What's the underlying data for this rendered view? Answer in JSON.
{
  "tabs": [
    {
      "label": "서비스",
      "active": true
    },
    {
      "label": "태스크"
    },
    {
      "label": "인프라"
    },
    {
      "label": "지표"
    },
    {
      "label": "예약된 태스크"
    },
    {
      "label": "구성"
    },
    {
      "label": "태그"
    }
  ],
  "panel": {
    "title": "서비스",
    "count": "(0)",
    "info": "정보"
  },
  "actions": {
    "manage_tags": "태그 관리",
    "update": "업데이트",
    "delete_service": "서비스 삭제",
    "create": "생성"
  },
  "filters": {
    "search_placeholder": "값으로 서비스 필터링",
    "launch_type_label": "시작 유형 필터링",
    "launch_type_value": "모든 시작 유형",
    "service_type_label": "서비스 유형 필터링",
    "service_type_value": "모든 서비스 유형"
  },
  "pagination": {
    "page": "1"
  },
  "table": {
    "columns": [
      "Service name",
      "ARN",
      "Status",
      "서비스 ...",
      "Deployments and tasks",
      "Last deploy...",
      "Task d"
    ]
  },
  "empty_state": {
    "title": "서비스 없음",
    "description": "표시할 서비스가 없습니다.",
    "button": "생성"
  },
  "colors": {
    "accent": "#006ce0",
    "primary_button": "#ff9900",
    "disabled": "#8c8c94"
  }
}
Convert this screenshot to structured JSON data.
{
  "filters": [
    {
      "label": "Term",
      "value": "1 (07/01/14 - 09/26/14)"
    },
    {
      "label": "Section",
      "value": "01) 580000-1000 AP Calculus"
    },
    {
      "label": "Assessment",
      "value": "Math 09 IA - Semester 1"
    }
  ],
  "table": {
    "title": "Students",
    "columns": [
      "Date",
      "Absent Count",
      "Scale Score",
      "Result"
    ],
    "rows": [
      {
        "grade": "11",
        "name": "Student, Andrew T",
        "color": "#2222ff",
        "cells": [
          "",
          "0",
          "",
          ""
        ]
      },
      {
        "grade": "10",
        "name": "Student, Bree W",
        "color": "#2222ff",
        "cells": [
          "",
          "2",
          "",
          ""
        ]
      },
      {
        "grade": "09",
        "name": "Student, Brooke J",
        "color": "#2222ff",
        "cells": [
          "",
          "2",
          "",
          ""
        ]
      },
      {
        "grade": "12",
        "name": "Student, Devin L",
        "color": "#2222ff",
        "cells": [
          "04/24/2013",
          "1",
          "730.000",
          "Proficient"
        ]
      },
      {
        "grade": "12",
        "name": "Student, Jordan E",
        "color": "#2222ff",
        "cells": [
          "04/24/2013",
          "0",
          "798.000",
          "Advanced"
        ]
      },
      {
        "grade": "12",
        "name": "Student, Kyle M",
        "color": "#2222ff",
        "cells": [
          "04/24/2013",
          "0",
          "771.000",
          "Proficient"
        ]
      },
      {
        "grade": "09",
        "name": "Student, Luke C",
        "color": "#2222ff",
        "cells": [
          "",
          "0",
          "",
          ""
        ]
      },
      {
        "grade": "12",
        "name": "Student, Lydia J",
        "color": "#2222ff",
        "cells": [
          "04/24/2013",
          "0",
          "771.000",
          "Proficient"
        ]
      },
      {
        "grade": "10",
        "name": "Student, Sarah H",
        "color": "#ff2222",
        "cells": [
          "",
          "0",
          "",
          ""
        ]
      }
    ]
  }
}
# # #
* _Requirement_
Restate each record word for word.

* _Result_
What's the underlying data for this rendered view? Answer in JSON.
{
  "tabs": [
    {
      "label": "서비스",
      "active": true
    },
    {
      "label": "태스크"
    },
    {
      "label": "인프라"
    },
    {
      "label": "지표"
    },
    {
      "label": "예약된 태스크"
    },
    {
      "label": "구성"
    },
    {
      "label": "태그"
    }
  ],
  "panel": {
    "title": "서비스",
    "count": "(0)",
    "info": "정보"
  },
  "actions": {
    "manage_tags": "태그 관리",
    "update": "업데이트",
    "delete_service": "서비스 삭제",
    "create": "생성"
  },
  "filters": {
    "search_placeholder": "값으로 서비스 필터링",
    "launch_type_label": "시작 유형 필터링",
    "launch_type_value": "모든 시작 유형",
    "service_type_label": "서비스 유형 필터링",
    "service_type_value": "모든 서비스 유형"
  },
  "pagination": {
    "page": "1"
  },
  "table": {
    "columns": [
      "Service name",
      "ARN",
      "Status",
      "서비스 ...",
      "Deployments and tasks",
      "Last deploy...",
      "Task d"
    ]
  },
  "empty_state": {
    "title": "서비스 없음",
    "description": "표시할 서비스가 없습니다.",
    "button": "생성"
  },
  "colors": {
    "accent": "#006ce0",
    "primary_button": "#ff9900",
    "disabled": "#8c8c94"
  }
}
Convert this screenshot to structured JSON data.
{
  "filters": [
    {
      "label": "Term",
      "value": "1 (07/01/14 - 09/26/14)"
    },
    {
      "label": "Section",
      "value": "01) 580000-1000 AP Calculus"
    },
    {
      "label": "Assessment",
      "value": "Math 09 IA - Semester 1"
    }
  ],
  "table": {
    "title": "Students",
    "columns": [
      "Date",
      "Absent Count",
      "Scale Score",
      "Result"
    ],
    "rows": [
      {
        "grade": "11",
        "name": "Student, Andrew T",
        "color": "#2222ff",
        "cells": [
          "",
          "0",
          "",
          ""
        ]
      },
      {
        "grade": "10",
        "name": "Student, Bree W",
        "color": "#2222ff",
        "cells": [
          "",
          "2",
          "",
          ""
        ]
      },
      {
        "grade": "09",
        "name": "Student, Brooke J",
        "color": "#2222ff",
        "cells": [
          "",
          "2",
          "",
          ""
        ]
      },
      {
        "grade": "12",
        "name": "Student, Devin L",
        "color": "#2222ff",
        "cells": [
          "04/24/2013",
          "1",
          "730.000",
          "Proficient"
        ]
      },
      {
        "grade": "12",
        "name": "Student, Jordan E",
        "color": "#2222ff",
        "cells": [
          "04/24/2013",
          "0",
          "798.000",
          "Advanced"
        ]
      },
      {
        "grade": "12",
        "name": "Student, Kyle M",
        "color": "#2222ff",
        "cells": [
          "04/24/2013",
          "0",
          "771.000",
          "Proficient"
        ]
      },
      {
        "grade": "09",
        "name": "Student, Luke C",
        "color": "#2222ff",
        "cells": [
          "",
          "0",
          "",
          ""
        ]
      },
      {
        "grade": "12",
        "name": "Student, Lydia J",
        "color": "#2222ff",
        "cells": [
          "04/24/2013",
          "0",
          "771.000",
          "Proficient"
        ]
      },
      {
        "grade": "10",
        "name": "Student, Sarah H",
        "color": "#ff2222",
        "cells": [
          "",
          "0",
          "",
          ""
        ]
      }
    ]
  }
}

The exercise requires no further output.